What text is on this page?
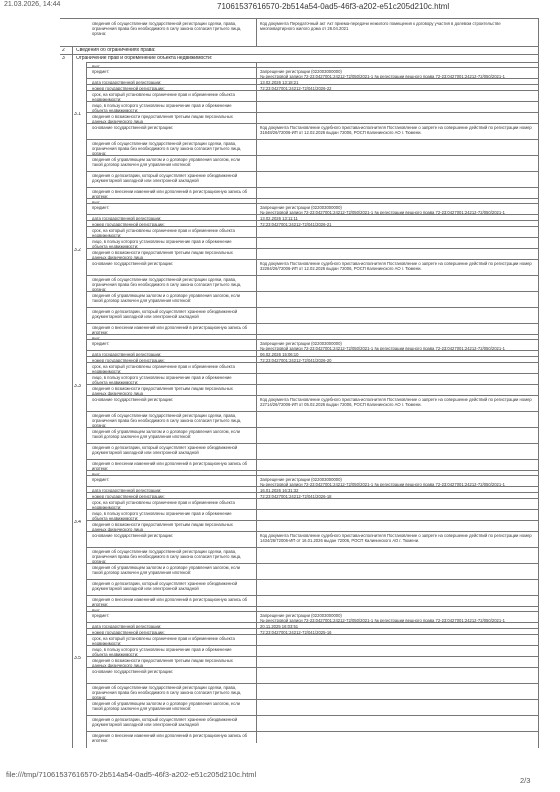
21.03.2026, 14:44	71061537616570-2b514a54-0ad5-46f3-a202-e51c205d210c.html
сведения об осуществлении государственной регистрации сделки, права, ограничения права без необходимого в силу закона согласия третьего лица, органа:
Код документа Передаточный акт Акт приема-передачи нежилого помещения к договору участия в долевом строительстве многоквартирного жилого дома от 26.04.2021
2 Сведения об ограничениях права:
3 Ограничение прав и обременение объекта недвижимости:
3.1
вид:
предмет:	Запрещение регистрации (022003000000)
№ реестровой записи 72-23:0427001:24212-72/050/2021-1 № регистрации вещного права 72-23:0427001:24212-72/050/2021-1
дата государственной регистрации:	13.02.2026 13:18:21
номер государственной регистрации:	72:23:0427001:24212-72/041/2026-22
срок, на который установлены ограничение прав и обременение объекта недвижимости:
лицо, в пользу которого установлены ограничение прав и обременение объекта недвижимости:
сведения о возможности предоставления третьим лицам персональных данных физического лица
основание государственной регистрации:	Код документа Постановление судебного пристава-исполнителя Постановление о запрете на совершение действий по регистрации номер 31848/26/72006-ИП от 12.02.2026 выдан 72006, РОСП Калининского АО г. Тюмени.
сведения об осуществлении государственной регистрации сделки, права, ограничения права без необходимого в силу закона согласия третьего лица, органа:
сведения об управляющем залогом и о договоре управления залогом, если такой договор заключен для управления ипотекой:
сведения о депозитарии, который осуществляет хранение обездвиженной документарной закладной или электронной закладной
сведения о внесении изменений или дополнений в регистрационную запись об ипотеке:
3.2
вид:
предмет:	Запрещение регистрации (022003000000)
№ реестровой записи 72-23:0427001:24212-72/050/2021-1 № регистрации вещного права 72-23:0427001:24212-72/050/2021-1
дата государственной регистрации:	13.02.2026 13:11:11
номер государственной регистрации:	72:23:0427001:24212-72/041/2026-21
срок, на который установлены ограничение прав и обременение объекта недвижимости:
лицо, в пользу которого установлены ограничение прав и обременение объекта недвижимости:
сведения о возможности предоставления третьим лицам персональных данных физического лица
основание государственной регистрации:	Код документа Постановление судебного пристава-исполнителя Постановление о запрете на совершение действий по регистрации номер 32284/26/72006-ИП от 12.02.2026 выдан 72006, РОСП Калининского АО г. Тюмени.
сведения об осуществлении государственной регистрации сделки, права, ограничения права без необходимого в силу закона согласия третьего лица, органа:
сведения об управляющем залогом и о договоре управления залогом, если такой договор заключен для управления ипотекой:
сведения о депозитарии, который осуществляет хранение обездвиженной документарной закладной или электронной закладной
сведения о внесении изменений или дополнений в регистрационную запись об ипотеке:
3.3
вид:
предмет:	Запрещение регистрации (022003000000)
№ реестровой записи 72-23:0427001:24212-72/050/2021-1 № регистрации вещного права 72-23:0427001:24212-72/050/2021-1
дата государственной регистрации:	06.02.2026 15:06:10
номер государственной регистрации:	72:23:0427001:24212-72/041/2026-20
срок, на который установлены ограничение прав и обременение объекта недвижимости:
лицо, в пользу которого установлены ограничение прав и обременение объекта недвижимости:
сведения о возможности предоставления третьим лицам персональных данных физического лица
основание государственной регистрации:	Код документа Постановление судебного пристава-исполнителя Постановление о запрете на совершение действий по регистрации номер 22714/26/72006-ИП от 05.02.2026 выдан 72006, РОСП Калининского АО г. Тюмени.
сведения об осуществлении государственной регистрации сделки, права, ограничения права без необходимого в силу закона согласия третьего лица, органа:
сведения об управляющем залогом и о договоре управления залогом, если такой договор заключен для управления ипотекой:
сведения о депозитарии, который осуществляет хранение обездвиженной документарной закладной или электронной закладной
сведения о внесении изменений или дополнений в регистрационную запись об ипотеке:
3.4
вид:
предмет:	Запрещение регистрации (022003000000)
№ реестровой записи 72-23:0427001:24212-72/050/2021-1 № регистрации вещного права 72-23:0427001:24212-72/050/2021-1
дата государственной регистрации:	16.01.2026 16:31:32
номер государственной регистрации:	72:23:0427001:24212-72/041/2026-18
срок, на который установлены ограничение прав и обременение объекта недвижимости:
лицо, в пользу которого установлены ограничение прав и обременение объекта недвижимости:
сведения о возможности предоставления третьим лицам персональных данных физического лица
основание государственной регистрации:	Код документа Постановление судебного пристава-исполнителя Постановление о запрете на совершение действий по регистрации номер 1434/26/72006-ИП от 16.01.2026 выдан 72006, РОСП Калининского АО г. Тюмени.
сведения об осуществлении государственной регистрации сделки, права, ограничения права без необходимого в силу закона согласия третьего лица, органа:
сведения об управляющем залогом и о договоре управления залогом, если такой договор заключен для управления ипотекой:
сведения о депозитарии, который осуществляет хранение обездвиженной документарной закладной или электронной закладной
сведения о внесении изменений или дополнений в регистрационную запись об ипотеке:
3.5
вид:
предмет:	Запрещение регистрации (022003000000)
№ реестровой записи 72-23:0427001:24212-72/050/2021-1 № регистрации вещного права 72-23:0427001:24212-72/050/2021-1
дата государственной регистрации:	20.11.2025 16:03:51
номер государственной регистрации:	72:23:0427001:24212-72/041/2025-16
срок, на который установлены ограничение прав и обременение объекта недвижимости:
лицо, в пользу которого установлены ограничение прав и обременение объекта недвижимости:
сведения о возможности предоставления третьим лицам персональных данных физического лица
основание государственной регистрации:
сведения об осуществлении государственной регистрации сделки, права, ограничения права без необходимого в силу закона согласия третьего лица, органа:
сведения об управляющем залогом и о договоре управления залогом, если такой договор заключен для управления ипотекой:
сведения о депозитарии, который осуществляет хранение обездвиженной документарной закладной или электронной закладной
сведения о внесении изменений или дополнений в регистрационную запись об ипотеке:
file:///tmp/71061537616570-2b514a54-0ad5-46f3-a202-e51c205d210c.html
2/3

━━━━━━━━━━━━━━━━

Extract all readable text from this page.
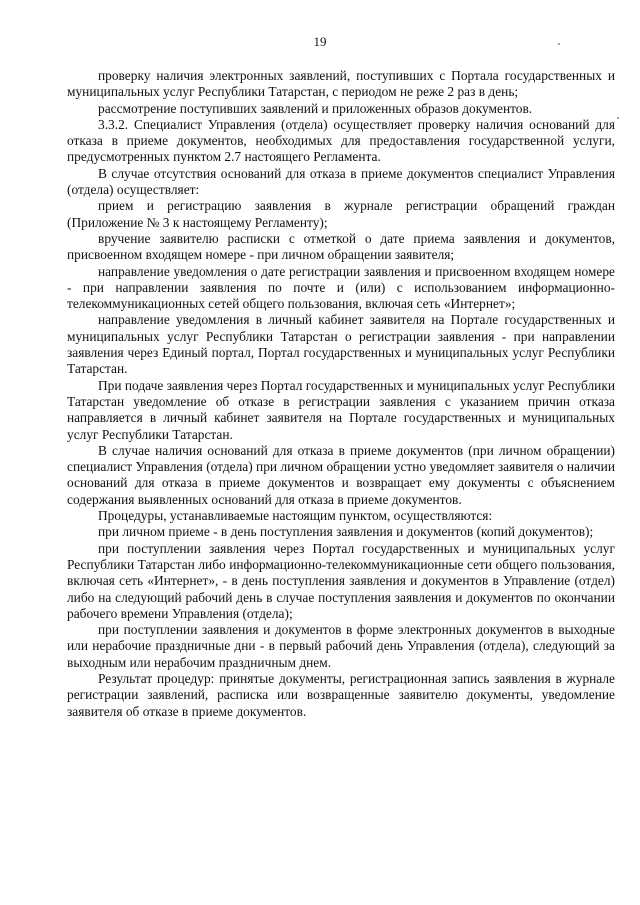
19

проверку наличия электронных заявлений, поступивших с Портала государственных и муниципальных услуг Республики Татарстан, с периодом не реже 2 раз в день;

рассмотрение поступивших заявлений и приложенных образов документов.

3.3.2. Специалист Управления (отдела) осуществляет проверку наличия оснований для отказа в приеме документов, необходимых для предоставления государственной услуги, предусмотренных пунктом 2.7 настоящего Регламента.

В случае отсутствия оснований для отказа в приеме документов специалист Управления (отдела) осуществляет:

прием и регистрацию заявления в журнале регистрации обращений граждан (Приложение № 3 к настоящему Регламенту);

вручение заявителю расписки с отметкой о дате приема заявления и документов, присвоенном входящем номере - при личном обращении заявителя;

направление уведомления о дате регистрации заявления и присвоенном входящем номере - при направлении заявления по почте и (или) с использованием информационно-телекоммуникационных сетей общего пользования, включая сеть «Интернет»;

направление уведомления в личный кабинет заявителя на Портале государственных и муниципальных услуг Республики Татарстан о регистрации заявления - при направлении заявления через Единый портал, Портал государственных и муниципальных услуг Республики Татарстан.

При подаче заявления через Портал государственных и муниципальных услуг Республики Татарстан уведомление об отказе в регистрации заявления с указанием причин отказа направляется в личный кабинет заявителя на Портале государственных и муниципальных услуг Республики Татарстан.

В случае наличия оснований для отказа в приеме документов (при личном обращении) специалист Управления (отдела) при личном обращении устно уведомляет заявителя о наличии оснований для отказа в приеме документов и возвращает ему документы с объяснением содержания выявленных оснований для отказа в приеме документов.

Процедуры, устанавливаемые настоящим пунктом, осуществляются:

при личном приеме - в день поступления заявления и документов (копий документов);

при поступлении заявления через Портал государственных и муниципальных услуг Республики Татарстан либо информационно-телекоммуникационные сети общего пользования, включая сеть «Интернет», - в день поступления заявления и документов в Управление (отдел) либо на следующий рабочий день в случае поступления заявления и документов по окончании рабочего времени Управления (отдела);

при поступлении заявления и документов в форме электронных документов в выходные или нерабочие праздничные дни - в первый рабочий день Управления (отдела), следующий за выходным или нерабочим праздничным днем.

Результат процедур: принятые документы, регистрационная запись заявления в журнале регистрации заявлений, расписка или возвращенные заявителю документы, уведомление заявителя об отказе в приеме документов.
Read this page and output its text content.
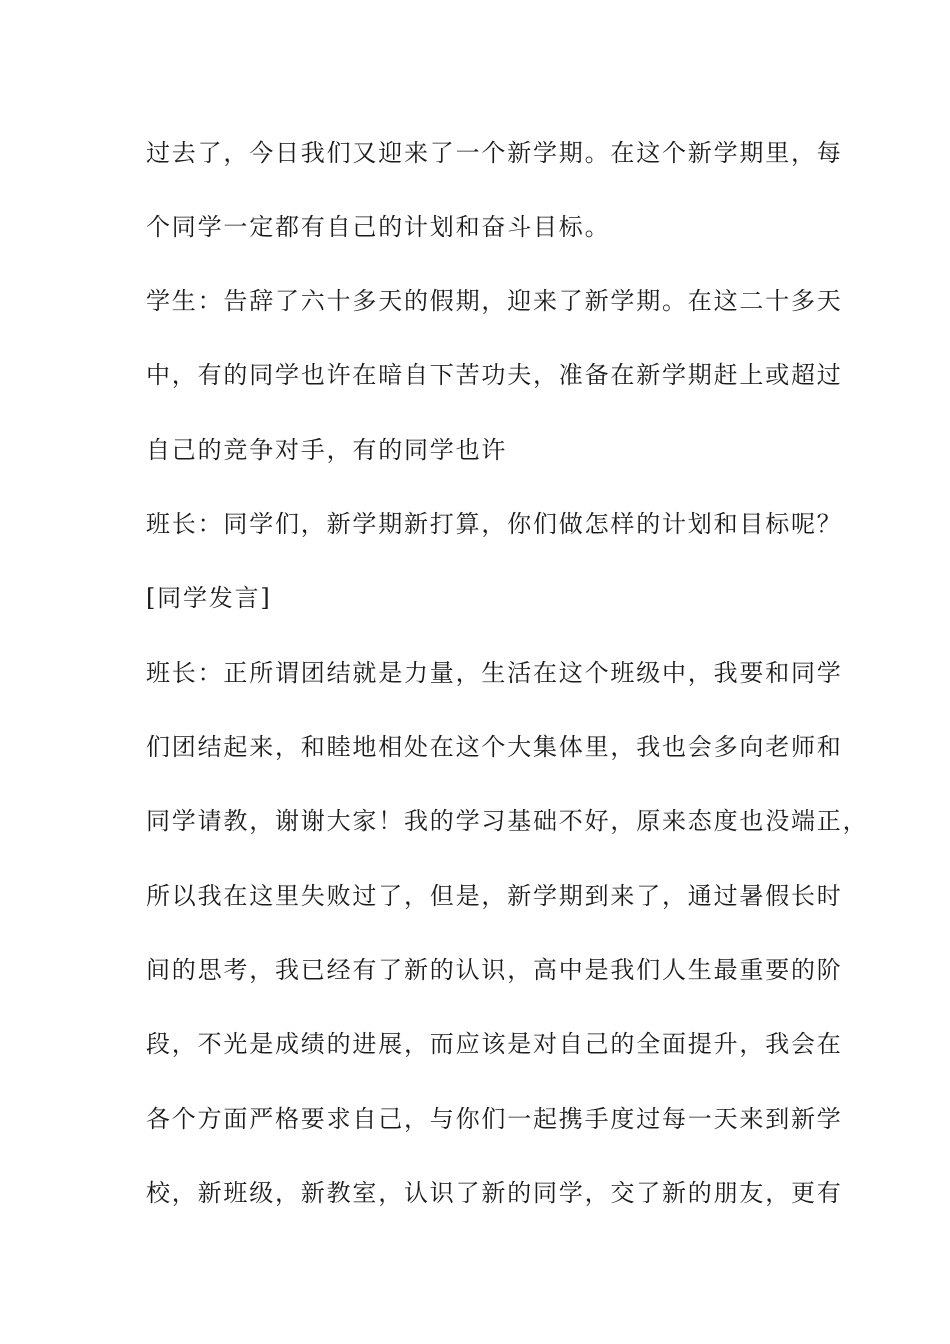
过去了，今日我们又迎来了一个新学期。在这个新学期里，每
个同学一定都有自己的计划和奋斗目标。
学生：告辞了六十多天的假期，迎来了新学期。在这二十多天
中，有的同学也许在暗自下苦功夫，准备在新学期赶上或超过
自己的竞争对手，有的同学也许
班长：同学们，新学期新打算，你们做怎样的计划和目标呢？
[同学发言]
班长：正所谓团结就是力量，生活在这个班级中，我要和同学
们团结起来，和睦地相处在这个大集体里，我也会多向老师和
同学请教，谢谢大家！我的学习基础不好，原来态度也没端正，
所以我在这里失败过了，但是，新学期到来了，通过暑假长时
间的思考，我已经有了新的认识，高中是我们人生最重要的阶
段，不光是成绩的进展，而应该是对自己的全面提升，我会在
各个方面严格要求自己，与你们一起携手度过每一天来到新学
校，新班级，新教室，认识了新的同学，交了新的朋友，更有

━━━━━━━━━━━━━━━━

Written request >>
Examine the entries and report how many of their lines contain the string "приема", giving no more than the number.

Full solution >>
2